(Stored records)

[Begin]

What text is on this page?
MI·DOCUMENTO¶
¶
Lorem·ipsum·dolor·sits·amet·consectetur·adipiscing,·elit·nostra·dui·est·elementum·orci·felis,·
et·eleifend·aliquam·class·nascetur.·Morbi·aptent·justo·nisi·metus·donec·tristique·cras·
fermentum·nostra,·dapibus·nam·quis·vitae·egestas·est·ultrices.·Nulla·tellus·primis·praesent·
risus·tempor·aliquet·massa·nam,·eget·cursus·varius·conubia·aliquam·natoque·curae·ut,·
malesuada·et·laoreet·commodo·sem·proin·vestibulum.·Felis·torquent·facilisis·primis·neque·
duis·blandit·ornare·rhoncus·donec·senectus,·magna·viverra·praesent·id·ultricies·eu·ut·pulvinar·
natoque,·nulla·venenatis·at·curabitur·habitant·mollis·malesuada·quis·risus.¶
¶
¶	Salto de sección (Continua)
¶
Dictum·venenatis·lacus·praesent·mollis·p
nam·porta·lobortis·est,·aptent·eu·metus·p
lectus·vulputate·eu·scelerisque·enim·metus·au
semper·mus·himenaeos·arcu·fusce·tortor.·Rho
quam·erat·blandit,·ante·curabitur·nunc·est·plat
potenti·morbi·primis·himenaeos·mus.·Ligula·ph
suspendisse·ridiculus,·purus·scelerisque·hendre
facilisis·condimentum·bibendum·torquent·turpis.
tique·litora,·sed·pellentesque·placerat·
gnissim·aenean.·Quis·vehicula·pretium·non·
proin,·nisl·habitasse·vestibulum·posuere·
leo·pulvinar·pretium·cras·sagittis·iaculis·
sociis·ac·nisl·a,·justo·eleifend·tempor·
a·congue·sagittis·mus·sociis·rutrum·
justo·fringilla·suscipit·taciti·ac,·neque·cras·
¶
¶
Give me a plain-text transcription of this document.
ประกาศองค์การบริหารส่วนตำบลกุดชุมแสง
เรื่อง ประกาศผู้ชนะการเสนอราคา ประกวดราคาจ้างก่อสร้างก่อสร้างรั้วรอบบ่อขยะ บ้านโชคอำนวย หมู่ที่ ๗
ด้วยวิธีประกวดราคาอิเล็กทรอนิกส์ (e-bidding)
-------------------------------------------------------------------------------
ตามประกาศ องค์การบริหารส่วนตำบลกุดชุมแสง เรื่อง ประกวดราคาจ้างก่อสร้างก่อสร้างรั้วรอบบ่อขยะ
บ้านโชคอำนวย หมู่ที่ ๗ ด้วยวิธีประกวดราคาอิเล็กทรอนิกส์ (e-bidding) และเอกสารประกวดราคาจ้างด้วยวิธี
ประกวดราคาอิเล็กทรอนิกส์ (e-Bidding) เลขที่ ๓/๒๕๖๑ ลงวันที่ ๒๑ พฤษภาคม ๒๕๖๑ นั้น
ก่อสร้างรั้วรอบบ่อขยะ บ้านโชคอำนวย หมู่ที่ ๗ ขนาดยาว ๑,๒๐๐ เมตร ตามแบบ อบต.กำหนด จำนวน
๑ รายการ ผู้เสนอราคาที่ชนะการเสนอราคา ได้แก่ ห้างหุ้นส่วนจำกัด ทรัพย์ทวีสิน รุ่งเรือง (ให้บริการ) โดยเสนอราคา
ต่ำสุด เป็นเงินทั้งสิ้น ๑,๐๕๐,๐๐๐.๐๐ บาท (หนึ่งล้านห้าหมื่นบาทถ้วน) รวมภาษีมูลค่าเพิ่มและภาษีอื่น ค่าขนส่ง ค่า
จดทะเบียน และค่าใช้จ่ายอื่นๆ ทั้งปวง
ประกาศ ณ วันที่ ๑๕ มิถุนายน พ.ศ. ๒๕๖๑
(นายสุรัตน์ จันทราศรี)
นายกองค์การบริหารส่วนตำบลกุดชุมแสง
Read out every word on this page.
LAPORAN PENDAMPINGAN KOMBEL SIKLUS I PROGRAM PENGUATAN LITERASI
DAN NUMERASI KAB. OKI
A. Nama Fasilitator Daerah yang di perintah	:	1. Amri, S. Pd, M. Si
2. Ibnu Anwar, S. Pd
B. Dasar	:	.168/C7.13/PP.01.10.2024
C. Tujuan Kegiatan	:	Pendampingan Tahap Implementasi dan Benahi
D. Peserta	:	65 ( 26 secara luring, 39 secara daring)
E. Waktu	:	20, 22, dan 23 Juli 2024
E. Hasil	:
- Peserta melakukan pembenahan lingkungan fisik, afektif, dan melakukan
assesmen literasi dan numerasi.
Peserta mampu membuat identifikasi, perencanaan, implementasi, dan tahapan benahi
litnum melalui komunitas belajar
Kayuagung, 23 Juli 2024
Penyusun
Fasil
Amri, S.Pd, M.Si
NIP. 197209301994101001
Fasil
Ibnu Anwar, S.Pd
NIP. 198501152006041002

[End]

» Task requirements
Whenever "praesent" turns up in a line, pick that line out.

» Exercise result
fermentum·nostra,·dapibus·nam·quis·vitae·egestas·est·ultrices.·Nulla·tellus·primis·praesent·
duis·blandit·ornare·rhoncus·donec·senectus,·magna·viverra·praesent·id·ultricies·eu·ut·pulvinar·
Dictum·venenatis·lacus·praesent·mollis·p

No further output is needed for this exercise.